MATERIAL PROVIDED ▸

• • • • • • •

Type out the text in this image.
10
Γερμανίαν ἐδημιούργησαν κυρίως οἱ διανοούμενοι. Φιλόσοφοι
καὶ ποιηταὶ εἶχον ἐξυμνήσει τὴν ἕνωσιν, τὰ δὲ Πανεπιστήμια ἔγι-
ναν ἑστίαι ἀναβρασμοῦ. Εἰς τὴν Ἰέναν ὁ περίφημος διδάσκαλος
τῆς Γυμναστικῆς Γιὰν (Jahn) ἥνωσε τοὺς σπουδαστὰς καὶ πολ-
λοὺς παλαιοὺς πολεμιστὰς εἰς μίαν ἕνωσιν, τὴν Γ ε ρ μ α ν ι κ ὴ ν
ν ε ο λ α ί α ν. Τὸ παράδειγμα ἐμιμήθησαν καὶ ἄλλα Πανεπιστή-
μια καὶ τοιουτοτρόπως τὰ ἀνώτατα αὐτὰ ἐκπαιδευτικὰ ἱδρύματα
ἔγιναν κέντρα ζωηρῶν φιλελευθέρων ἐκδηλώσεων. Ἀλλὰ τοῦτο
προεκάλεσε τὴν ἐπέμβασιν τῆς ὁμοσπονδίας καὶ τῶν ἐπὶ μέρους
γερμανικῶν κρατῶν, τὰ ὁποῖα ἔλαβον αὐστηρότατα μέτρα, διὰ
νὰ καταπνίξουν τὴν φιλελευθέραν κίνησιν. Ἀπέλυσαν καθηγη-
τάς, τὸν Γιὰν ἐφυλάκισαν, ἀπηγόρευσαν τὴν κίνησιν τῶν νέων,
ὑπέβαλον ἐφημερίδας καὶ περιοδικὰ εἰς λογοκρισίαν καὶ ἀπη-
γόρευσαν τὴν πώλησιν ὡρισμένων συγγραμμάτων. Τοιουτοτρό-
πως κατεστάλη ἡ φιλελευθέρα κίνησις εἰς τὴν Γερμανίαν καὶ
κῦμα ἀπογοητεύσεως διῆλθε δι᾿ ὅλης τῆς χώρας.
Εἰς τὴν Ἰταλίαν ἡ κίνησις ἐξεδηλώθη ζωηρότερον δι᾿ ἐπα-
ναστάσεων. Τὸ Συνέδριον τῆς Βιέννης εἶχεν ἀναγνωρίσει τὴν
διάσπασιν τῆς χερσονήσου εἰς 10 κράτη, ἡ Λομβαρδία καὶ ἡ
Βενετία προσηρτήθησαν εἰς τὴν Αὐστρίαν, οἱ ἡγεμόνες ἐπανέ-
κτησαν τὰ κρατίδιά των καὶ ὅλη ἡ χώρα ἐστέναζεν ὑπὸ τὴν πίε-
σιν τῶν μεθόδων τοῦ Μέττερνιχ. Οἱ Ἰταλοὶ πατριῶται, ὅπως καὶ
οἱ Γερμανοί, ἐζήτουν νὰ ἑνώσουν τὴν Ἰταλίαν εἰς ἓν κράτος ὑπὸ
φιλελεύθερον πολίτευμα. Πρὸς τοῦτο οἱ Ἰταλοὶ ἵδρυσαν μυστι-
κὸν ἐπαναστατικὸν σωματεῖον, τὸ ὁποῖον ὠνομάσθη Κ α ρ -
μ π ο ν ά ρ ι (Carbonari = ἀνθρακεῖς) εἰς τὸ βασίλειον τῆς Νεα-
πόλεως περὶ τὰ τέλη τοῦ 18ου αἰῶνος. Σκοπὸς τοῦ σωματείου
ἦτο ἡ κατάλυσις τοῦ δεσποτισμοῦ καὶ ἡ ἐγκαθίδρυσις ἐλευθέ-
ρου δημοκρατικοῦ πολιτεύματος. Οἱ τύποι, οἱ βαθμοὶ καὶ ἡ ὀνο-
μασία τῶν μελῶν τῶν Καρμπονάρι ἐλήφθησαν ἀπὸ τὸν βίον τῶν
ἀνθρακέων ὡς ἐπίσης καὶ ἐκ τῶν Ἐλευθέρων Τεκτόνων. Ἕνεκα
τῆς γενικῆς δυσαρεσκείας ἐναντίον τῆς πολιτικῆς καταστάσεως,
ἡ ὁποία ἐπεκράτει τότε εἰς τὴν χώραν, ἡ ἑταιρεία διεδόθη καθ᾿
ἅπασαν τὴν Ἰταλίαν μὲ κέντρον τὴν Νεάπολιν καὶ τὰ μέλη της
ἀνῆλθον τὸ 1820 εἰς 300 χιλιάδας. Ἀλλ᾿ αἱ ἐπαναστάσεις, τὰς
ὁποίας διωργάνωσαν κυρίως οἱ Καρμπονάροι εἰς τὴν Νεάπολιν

• • • • • • •

TASK REQUIREMENTS ▸
Search the records for the string "ἕνωσιν" and return every line in which it occurs.

THE OUTPUT ▸
καὶ ποιηταὶ εἶχον ἐξυμνήσει τὴν ἕνωσιν, τὰ δὲ Πανεπιστήμια ἔγι-
λοὺς παλαιοὺς πολεμιστὰς εἰς μίαν ἕνωσιν, τὴν Γ ε ρ μ α ν ι κ ὴ ν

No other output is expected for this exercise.